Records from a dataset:
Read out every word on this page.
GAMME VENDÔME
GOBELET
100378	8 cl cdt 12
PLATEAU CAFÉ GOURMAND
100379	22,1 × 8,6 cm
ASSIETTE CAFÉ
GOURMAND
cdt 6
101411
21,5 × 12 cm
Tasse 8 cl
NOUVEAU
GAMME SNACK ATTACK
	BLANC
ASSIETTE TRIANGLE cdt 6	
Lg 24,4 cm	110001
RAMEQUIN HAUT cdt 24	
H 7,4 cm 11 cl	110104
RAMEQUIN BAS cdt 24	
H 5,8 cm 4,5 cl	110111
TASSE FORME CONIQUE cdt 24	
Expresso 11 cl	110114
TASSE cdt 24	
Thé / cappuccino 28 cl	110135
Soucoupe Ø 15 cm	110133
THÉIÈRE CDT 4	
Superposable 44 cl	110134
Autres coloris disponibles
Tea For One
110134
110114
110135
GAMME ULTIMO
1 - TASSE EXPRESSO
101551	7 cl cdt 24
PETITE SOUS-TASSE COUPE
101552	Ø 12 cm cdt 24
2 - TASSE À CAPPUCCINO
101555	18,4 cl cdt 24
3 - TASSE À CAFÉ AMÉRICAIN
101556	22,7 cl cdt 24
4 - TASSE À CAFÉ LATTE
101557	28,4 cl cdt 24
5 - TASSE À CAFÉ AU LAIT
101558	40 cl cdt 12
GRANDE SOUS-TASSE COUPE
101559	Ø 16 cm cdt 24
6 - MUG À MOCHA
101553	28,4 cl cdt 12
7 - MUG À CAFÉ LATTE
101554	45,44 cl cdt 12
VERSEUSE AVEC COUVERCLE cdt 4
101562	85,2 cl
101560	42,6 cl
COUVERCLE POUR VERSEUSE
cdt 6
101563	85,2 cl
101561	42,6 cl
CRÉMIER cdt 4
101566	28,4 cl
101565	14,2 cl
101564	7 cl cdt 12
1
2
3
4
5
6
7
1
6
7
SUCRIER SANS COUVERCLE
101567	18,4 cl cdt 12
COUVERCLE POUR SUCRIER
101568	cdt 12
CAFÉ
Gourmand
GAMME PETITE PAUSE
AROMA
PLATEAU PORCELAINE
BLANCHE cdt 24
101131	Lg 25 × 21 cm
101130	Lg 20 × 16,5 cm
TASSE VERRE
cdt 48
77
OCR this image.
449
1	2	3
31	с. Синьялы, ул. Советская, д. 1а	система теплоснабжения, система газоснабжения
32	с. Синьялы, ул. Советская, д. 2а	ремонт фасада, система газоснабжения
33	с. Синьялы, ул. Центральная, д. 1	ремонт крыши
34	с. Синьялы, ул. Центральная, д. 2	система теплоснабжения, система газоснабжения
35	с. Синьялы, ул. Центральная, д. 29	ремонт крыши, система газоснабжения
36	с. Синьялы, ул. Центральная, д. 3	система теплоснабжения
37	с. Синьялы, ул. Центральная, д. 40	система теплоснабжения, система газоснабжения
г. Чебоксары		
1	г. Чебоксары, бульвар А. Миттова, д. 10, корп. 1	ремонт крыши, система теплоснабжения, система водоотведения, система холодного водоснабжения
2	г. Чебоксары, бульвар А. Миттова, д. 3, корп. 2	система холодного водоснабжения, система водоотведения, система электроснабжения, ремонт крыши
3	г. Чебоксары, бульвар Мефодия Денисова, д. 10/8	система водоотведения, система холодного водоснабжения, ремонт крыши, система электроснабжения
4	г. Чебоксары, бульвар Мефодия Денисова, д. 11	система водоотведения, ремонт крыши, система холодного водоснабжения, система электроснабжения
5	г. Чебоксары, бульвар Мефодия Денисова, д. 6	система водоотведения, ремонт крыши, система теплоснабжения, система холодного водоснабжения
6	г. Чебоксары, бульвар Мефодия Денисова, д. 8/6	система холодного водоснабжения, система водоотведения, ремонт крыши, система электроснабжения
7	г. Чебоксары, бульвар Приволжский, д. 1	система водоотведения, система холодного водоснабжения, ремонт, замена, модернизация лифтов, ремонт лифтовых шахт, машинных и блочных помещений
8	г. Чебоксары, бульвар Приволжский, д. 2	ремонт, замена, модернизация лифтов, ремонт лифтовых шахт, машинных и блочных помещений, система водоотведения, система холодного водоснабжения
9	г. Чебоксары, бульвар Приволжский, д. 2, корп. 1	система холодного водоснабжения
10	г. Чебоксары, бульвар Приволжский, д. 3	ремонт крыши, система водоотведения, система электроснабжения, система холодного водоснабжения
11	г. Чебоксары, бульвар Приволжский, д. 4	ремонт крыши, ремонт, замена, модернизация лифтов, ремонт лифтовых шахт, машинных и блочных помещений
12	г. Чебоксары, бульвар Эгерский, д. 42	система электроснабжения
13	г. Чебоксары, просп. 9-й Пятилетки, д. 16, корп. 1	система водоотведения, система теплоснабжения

- Task brief -
Print again each line of the listing above, exactly as it appears.

- Response -
Read out every word on this page.
GAMME VENDÔME
GOBELET
100378	8 cl cdt 12
PLATEAU CAFÉ GOURMAND
100379	22,1 × 8,6 cm
ASSIETTE CAFÉ
GOURMAND
cdt 6
101411
21,5 × 12 cm
Tasse 8 cl
NOUVEAU
GAMME SNACK ATTACK
	BLANC
ASSIETTE TRIANGLE cdt 6	
Lg 24,4 cm	110001
RAMEQUIN HAUT cdt 24	
H 7,4 cm 11 cl	110104
RAMEQUIN BAS cdt 24	
H 5,8 cm 4,5 cl	110111
TASSE FORME CONIQUE cdt 24	
Expresso 11 cl	110114
TASSE cdt 24	
Thé / cappuccino 28 cl	110135
Soucoupe Ø 15 cm	110133
THÉIÈRE CDT 4	
Superposable 44 cl	110134
Autres coloris disponibles
Tea For One
110134
110114
110135
GAMME ULTIMO
1 - TASSE EXPRESSO
101551	7 cl cdt 24
PETITE SOUS-TASSE COUPE
101552	Ø 12 cm cdt 24
2 - TASSE À CAPPUCCINO
101555	18,4 cl cdt 24
3 - TASSE À CAFÉ AMÉRICAIN
101556	22,7 cl cdt 24
4 - TASSE À CAFÉ LATTE
101557	28,4 cl cdt 24
5 - TASSE À CAFÉ AU LAIT
101558	40 cl cdt 12
GRANDE SOUS-TASSE COUPE
101559	Ø 16 cm cdt 24
6 - MUG À MOCHA
101553	28,4 cl cdt 12
7 - MUG À CAFÉ LATTE
101554	45,44 cl cdt 12
VERSEUSE AVEC COUVERCLE cdt 4
101562	85,2 cl
101560	42,6 cl
COUVERCLE POUR VERSEUSE
cdt 6
101563	85,2 cl
101561	42,6 cl
CRÉMIER cdt 4
101566	28,4 cl
101565	14,2 cl
101564	7 cl cdt 12
1
2
3
4
5
6
7
1
6
7
SUCRIER SANS COUVERCLE
101567	18,4 cl cdt 12
COUVERCLE POUR SUCRIER
101568	cdt 12
CAFÉ
Gourmand
GAMME PETITE PAUSE
AROMA
PLATEAU PORCELAINE
BLANCHE cdt 24
101131	Lg 25 × 21 cm
101130	Lg 20 × 16,5 cm
TASSE VERRE
cdt 48
77
OCR this image.
449
1	2	3
31	с. Синьялы, ул. Советская, д. 1а	система теплоснабжения, система газоснабжения
32	с. Синьялы, ул. Советская, д. 2а	ремонт фасада, система газоснабжения
33	с. Синьялы, ул. Центральная, д. 1	ремонт крыши
34	с. Синьялы, ул. Центральная, д. 2	система теплоснабжения, система газоснабжения
35	с. Синьялы, ул. Центральная, д. 29	ремонт крыши, система газоснабжения
36	с. Синьялы, ул. Центральная, д. 3	система теплоснабжения
37	с. Синьялы, ул. Центральная, д. 40	система теплоснабжения, система газоснабжения
г. Чебоксары		
1	г. Чебоксары, бульвар А. Миттова, д. 10, корп. 1	ремонт крыши, система теплоснабжения, система водоотведения, система холодного водоснабжения
2	г. Чебоксары, бульвар А. Миттова, д. 3, корп. 2	система холодного водоснабжения, система водоотведения, система электроснабжения, ремонт крыши
3	г. Чебоксары, бульвар Мефодия Денисова, д. 10/8	система водоотведения, система холодного водоснабжения, ремонт крыши, система электроснабжения
4	г. Чебоксары, бульвар Мефодия Денисова, д. 11	система водоотведения, ремонт крыши, система холодного водоснабжения, система электроснабжения
5	г. Чебоксары, бульвар Мефодия Денисова, д. 6	система водоотведения, ремонт крыши, система теплоснабжения, система холодного водоснабжения
6	г. Чебоксары, бульвар Мефодия Денисова, д. 8/6	система холодного водоснабжения, система водоотведения, ремонт крыши, система электроснабжения
7	г. Чебоксары, бульвар Приволжский, д. 1	система водоотведения, система холодного водоснабжения, ремонт, замена, модернизация лифтов, ремонт лифтовых шахт, машинных и блочных помещений
8	г. Чебоксары, бульвар Приволжский, д. 2	ремонт, замена, модернизация лифтов, ремонт лифтовых шахт, машинных и блочных помещений, система водоотведения, система холодного водоснабжения
9	г. Чебоксары, бульвар Приволжский, д. 2, корп. 1	система холодного водоснабжения
10	г. Чебоксары, бульвар Приволжский, д. 3	ремонт крыши, система водоотведения, система электроснабжения, система холодного водоснабжения
11	г. Чебоксары, бульвар Приволжский, д. 4	ремонт крыши, ремонт, замена, модернизация лифтов, ремонт лифтовых шахт, машинных и блочных помещений
12	г. Чебоксары, бульвар Эгерский, д. 42	система электроснабжения
13	г. Чебоксары, просп. 9-й Пятилетки, д. 16, корп. 1	система водоотведения, система теплоснабжения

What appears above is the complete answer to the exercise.